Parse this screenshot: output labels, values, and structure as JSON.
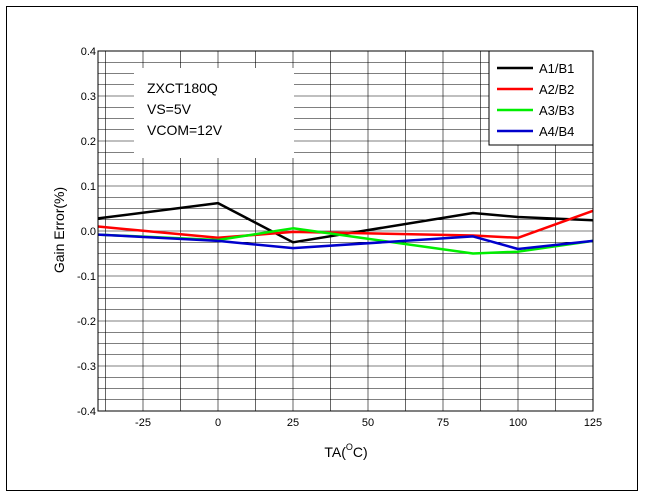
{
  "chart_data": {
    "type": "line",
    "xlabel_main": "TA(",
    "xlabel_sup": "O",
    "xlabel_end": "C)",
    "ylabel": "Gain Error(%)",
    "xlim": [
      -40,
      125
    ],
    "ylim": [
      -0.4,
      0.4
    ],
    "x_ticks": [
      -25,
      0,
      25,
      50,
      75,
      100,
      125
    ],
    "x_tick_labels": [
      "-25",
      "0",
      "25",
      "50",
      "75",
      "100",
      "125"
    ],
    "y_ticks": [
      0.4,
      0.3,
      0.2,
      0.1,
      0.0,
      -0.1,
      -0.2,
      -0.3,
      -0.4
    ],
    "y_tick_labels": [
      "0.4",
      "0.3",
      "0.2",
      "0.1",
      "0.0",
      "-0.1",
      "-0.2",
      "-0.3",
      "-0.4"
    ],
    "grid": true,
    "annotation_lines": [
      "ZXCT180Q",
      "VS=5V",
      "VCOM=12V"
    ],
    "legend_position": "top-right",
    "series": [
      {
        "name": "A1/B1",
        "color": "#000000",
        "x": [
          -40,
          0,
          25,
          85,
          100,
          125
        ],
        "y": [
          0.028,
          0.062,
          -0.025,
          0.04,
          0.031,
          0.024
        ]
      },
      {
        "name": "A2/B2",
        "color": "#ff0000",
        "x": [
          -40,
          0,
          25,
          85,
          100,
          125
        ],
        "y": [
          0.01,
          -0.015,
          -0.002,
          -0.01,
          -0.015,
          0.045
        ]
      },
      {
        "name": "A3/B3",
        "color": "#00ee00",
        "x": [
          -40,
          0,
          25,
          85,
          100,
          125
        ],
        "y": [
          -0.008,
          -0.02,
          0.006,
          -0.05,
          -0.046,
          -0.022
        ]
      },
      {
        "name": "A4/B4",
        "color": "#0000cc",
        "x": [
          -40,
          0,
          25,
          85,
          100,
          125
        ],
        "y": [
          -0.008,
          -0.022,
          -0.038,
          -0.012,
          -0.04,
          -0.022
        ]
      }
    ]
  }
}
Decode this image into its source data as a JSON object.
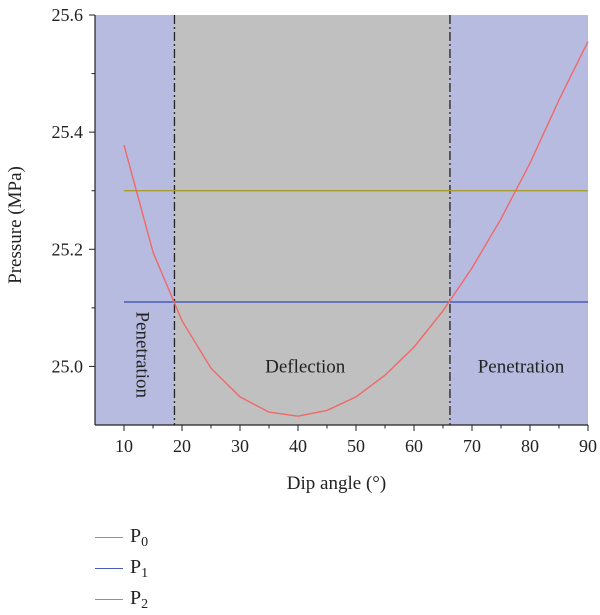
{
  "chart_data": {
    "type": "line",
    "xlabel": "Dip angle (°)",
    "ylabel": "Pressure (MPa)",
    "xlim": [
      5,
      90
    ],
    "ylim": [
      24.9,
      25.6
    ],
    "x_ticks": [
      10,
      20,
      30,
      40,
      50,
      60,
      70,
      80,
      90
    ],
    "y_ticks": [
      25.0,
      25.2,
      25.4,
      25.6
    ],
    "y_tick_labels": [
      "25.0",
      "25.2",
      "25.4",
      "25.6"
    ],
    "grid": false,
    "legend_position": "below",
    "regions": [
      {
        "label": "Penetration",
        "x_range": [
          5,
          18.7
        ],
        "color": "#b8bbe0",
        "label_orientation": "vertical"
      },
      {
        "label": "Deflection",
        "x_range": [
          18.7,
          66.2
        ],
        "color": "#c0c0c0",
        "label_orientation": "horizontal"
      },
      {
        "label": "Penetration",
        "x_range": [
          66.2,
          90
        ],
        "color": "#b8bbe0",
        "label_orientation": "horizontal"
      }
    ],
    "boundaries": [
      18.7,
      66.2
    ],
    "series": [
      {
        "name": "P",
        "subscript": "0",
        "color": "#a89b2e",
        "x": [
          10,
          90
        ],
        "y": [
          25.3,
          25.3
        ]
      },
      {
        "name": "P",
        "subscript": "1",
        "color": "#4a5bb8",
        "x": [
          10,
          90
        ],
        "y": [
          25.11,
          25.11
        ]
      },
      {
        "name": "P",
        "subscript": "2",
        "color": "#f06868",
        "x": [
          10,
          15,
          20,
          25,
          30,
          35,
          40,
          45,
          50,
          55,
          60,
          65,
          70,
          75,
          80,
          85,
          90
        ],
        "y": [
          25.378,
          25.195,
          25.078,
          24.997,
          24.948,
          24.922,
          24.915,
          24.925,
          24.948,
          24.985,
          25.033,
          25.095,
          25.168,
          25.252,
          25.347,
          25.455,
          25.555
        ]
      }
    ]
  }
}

* _Set exercise_: Please write out all of the material above without changing a word, and omit any pictures.

* _Reply to the exercise_:
Parse this screenshot: output labels, values, and structure as JSON.
{
  "chart_data": {
    "type": "line",
    "xlabel_main": "TA(",
    "xlabel_sup": "O",
    "xlabel_end": "C)",
    "ylabel": "Gain Error(%)",
    "xlim": [
      -40,
      125
    ],
    "ylim": [
      -0.4,
      0.4
    ],
    "x_ticks": [
      -25,
      0,
      25,
      50,
      75,
      100,
      125
    ],
    "x_tick_labels": [
      "-25",
      "0",
      "25",
      "50",
      "75",
      "100",
      "125"
    ],
    "y_ticks": [
      0.4,
      0.3,
      0.2,
      0.1,
      0.0,
      -0.1,
      -0.2,
      -0.3,
      -0.4
    ],
    "y_tick_labels": [
      "0.4",
      "0.3",
      "0.2",
      "0.1",
      "0.0",
      "-0.1",
      "-0.2",
      "-0.3",
      "-0.4"
    ],
    "grid": true,
    "annotation_lines": [
      "ZXCT180Q",
      "VS=5V",
      "VCOM=12V"
    ],
    "legend_position": "top-right",
    "series": [
      {
        "name": "A1/B1",
        "color": "#000000",
        "x": [
          -40,
          0,
          25,
          85,
          100,
          125
        ],
        "y": [
          0.028,
          0.062,
          -0.025,
          0.04,
          0.031,
          0.024
        ]
      },
      {
        "name": "A2/B2",
        "color": "#ff0000",
        "x": [
          -40,
          0,
          25,
          85,
          100,
          125
        ],
        "y": [
          0.01,
          -0.015,
          -0.002,
          -0.01,
          -0.015,
          0.045
        ]
      },
      {
        "name": "A3/B3",
        "color": "#00ee00",
        "x": [
          -40,
          0,
          25,
          85,
          100,
          125
        ],
        "y": [
          -0.008,
          -0.02,
          0.006,
          -0.05,
          -0.046,
          -0.022
        ]
      },
      {
        "name": "A4/B4",
        "color": "#0000cc",
        "x": [
          -40,
          0,
          25,
          85,
          100,
          125
        ],
        "y": [
          -0.008,
          -0.022,
          -0.038,
          -0.012,
          -0.04,
          -0.022
        ]
      }
    ]
  }
}
Decode this image into its source data as a JSON object.
{
  "chart_data": {
    "type": "line",
    "xlabel": "Dip angle (°)",
    "ylabel": "Pressure (MPa)",
    "xlim": [
      5,
      90
    ],
    "ylim": [
      24.9,
      25.6
    ],
    "x_ticks": [
      10,
      20,
      30,
      40,
      50,
      60,
      70,
      80,
      90
    ],
    "y_ticks": [
      25.0,
      25.2,
      25.4,
      25.6
    ],
    "y_tick_labels": [
      "25.0",
      "25.2",
      "25.4",
      "25.6"
    ],
    "grid": false,
    "legend_position": "below",
    "regions": [
      {
        "label": "Penetration",
        "x_range": [
          5,
          18.7
        ],
        "color": "#b8bbe0",
        "label_orientation": "vertical"
      },
      {
        "label": "Deflection",
        "x_range": [
          18.7,
          66.2
        ],
        "color": "#c0c0c0",
        "label_orientation": "horizontal"
      },
      {
        "label": "Penetration",
        "x_range": [
          66.2,
          90
        ],
        "color": "#b8bbe0",
        "label_orientation": "horizontal"
      }
    ],
    "boundaries": [
      18.7,
      66.2
    ],
    "series": [
      {
        "name": "P",
        "subscript": "0",
        "color": "#a89b2e",
        "x": [
          10,
          90
        ],
        "y": [
          25.3,
          25.3
        ]
      },
      {
        "name": "P",
        "subscript": "1",
        "color": "#4a5bb8",
        "x": [
          10,
          90
        ],
        "y": [
          25.11,
          25.11
        ]
      },
      {
        "name": "P",
        "subscript": "2",
        "color": "#f06868",
        "x": [
          10,
          15,
          20,
          25,
          30,
          35,
          40,
          45,
          50,
          55,
          60,
          65,
          70,
          75,
          80,
          85,
          90
        ],
        "y": [
          25.378,
          25.195,
          25.078,
          24.997,
          24.948,
          24.922,
          24.915,
          24.925,
          24.948,
          24.985,
          25.033,
          25.095,
          25.168,
          25.252,
          25.347,
          25.455,
          25.555
        ]
      }
    ]
  }
}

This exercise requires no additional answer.